*STATED PROBLEM*: Transcribe every line, keeping it exact.

─── EXCERPTED RECORDS ───

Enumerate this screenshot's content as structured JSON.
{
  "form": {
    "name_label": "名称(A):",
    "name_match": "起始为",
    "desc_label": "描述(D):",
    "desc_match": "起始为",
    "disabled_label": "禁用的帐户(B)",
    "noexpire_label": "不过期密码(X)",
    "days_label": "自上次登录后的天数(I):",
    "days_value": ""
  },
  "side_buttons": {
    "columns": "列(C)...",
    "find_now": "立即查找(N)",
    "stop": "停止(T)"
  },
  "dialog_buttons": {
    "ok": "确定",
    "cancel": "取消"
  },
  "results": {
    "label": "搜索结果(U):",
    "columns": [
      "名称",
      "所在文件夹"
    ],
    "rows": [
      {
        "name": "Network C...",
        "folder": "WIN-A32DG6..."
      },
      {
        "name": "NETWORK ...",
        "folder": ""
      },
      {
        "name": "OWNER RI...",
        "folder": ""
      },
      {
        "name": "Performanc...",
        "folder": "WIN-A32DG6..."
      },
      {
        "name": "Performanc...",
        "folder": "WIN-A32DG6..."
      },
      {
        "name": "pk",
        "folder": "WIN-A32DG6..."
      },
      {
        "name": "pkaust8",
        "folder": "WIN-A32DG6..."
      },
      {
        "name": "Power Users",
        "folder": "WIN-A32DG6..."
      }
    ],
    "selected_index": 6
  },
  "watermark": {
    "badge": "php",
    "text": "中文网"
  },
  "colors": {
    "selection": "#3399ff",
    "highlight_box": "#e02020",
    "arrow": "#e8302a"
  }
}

───

*ANSWER TO THIS PROBLEM*:
Enumerate this screenshot's content as structured JSON.
{
  "form": {
    "name_label": "名称(A):",
    "name_match": "起始为",
    "desc_label": "描述(D):",
    "desc_match": "起始为",
    "disabled_label": "禁用的帐户(B)",
    "noexpire_label": "不过期密码(X)",
    "days_label": "自上次登录后的天数(I):",
    "days_value": ""
  },
  "side_buttons": {
    "columns": "列(C)...",
    "find_now": "立即查找(N)",
    "stop": "停止(T)"
  },
  "dialog_buttons": {
    "ok": "确定",
    "cancel": "取消"
  },
  "results": {
    "label": "搜索结果(U):",
    "columns": [
      "名称",
      "所在文件夹"
    ],
    "rows": [
      {
        "name": "Network C...",
        "folder": "WIN-A32DG6..."
      },
      {
        "name": "NETWORK ...",
        "folder": ""
      },
      {
        "name": "OWNER RI...",
        "folder": ""
      },
      {
        "name": "Performanc...",
        "folder": "WIN-A32DG6..."
      },
      {
        "name": "Performanc...",
        "folder": "WIN-A32DG6..."
      },
      {
        "name": "pk",
        "folder": "WIN-A32DG6..."
      },
      {
        "name": "pkaust8",
        "folder": "WIN-A32DG6..."
      },
      {
        "name": "Power Users",
        "folder": "WIN-A32DG6..."
      }
    ],
    "selected_index": 6
  },
  "watermark": {
    "badge": "php",
    "text": "中文网"
  },
  "colors": {
    "selection": "#3399ff",
    "highlight_box": "#e02020",
    "arrow": "#e8302a"
  }
}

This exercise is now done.